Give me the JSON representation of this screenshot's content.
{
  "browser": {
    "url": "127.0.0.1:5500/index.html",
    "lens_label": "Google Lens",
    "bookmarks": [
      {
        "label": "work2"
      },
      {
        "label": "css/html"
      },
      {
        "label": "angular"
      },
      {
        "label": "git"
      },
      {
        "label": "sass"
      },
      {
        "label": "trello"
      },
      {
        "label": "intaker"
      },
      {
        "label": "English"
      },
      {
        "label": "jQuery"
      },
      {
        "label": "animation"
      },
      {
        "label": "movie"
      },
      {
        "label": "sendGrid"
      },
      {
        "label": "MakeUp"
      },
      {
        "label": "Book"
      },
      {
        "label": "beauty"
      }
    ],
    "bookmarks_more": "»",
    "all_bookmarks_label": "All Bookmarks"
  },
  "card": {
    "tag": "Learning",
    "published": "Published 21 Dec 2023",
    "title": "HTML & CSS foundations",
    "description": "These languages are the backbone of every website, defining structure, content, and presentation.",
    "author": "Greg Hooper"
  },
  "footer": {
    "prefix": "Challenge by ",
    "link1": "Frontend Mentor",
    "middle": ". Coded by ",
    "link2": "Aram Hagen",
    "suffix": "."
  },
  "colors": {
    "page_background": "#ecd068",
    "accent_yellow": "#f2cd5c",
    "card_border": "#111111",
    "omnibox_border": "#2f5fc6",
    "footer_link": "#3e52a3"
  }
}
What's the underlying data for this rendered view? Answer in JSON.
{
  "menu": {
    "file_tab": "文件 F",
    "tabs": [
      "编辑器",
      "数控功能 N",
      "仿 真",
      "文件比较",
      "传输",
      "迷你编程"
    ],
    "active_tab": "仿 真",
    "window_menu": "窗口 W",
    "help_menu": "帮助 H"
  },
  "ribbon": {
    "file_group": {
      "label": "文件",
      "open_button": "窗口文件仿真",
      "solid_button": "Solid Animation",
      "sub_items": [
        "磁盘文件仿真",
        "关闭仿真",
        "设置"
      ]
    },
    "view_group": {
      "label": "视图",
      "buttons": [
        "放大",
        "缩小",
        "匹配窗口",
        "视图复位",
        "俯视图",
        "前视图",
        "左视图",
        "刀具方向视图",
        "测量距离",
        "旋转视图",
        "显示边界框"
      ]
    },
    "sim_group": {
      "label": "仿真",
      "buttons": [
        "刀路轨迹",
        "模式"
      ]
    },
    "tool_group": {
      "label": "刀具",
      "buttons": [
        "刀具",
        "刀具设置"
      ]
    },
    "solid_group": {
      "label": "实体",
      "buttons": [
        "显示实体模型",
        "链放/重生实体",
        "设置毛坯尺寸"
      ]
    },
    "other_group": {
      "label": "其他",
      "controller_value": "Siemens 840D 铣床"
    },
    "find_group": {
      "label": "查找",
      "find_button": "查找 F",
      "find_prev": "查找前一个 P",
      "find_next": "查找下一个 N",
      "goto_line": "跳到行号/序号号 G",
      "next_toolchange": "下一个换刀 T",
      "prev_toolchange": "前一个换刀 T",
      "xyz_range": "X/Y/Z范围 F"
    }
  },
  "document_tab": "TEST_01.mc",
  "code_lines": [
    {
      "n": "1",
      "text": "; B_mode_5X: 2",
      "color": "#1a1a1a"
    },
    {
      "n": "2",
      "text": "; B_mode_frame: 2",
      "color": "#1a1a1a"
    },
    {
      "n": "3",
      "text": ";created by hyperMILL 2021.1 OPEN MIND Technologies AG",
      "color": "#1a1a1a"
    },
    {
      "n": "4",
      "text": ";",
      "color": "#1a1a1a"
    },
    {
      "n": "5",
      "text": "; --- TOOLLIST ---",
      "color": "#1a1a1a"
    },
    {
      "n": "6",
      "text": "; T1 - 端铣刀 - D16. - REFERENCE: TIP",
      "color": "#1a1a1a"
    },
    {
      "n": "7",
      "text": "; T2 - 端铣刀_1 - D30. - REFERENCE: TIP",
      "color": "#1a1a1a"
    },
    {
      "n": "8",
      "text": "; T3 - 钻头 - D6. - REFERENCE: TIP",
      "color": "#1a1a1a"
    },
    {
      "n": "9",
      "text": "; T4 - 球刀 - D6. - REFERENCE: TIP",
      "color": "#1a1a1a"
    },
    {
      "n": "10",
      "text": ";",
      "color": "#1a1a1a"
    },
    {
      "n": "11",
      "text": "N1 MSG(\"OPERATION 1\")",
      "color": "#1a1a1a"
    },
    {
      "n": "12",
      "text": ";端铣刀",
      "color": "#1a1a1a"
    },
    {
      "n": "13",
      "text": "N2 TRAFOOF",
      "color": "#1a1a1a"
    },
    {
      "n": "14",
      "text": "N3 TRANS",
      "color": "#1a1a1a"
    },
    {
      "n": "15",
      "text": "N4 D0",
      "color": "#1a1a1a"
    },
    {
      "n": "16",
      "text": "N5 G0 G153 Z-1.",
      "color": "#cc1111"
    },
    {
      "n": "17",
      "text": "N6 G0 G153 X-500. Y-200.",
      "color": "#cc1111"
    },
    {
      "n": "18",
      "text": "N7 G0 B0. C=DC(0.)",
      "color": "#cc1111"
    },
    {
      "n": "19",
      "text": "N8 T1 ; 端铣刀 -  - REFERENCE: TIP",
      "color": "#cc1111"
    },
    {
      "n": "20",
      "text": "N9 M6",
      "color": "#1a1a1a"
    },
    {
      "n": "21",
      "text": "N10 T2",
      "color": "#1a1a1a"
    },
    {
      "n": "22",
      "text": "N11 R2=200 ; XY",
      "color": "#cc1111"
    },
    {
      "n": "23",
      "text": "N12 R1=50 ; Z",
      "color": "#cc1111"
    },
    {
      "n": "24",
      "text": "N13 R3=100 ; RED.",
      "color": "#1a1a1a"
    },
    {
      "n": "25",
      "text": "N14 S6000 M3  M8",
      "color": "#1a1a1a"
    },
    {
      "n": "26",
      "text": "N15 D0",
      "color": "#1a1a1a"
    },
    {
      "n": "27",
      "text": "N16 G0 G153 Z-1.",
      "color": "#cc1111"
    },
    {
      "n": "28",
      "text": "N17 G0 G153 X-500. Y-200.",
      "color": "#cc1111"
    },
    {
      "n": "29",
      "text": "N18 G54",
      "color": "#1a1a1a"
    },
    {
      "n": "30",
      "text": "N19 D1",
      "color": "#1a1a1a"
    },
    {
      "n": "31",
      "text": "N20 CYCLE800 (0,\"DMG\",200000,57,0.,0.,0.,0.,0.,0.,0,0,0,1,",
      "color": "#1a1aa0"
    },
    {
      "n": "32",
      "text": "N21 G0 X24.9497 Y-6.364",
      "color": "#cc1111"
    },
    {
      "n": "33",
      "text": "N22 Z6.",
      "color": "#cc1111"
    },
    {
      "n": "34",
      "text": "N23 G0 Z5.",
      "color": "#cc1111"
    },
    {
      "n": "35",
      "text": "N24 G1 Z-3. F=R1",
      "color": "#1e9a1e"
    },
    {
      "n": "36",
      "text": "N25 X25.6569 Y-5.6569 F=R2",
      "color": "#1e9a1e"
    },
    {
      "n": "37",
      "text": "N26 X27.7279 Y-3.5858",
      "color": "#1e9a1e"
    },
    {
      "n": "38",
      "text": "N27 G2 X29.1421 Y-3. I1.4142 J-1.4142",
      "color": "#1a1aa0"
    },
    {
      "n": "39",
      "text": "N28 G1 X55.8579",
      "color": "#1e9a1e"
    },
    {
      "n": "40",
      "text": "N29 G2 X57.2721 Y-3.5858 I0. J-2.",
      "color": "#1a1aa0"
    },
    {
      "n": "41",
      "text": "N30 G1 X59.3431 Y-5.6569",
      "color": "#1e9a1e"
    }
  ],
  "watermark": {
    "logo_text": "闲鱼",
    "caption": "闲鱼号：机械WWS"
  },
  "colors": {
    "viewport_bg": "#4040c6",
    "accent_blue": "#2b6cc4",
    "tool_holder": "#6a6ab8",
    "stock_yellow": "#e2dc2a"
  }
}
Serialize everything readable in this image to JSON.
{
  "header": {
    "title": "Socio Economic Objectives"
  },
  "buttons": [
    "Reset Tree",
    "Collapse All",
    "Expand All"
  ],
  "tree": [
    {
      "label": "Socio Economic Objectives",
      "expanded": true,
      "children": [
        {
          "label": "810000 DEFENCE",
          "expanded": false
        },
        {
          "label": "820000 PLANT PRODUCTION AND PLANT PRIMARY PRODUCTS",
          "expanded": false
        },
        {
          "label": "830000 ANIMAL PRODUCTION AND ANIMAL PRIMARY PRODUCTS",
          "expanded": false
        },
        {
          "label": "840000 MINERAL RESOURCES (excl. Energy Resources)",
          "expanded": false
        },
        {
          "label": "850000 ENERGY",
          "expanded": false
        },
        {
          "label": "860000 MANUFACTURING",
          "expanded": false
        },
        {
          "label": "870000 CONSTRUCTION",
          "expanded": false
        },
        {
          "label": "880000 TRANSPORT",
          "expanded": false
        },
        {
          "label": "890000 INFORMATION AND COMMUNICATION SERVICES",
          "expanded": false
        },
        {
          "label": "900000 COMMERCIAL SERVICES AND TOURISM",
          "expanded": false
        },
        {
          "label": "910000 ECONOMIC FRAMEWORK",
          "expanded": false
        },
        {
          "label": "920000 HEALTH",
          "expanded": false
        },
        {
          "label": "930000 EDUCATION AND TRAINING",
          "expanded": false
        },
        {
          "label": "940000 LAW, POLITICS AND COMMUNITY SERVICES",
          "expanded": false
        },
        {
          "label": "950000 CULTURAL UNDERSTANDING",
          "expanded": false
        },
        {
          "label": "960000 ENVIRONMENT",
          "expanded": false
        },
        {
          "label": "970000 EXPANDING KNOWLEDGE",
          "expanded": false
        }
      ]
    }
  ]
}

■ Task
Only the lines from the one that contains "Serialize everything readable" to the end of the entries above should be given again, exactly and in full.

■ Exercise output
Serialize everything readable in this image to JSON.
{
  "header": {
    "title": "Socio Economic Objectives"
  },
  "buttons": [
    "Reset Tree",
    "Collapse All",
    "Expand All"
  ],
  "tree": [
    {
      "label": "Socio Economic Objectives",
      "expanded": true,
      "children": [
        {
          "label": "810000 DEFENCE",
          "expanded": false
        },
        {
          "label": "820000 PLANT PRODUCTION AND PLANT PRIMARY PRODUCTS",
          "expanded": false
        },
        {
          "label": "830000 ANIMAL PRODUCTION AND ANIMAL PRIMARY PRODUCTS",
          "expanded": false
        },
        {
          "label": "840000 MINERAL RESOURCES (excl. Energy Resources)",
          "expanded": false
        },
        {
          "label": "850000 ENERGY",
          "expanded": false
        },
        {
          "label": "860000 MANUFACTURING",
          "expanded": false
        },
        {
          "label": "870000 CONSTRUCTION",
          "expanded": false
        },
        {
          "label": "880000 TRANSPORT",
          "expanded": false
        },
        {
          "label": "890000 INFORMATION AND COMMUNICATION SERVICES",
          "expanded": false
        },
        {
          "label": "900000 COMMERCIAL SERVICES AND TOURISM",
          "expanded": false
        },
        {
          "label": "910000 ECONOMIC FRAMEWORK",
          "expanded": false
        },
        {
          "label": "920000 HEALTH",
          "expanded": false
        },
        {
          "label": "930000 EDUCATION AND TRAINING",
          "expanded": false
        },
        {
          "label": "940000 LAW, POLITICS AND COMMUNITY SERVICES",
          "expanded": false
        },
        {
          "label": "950000 CULTURAL UNDERSTANDING",
          "expanded": false
        },
        {
          "label": "960000 ENVIRONMENT",
          "expanded": false
        },
        {
          "label": "970000 EXPANDING KNOWLEDGE",
          "expanded": false
        }
      ]
    }
  ]
}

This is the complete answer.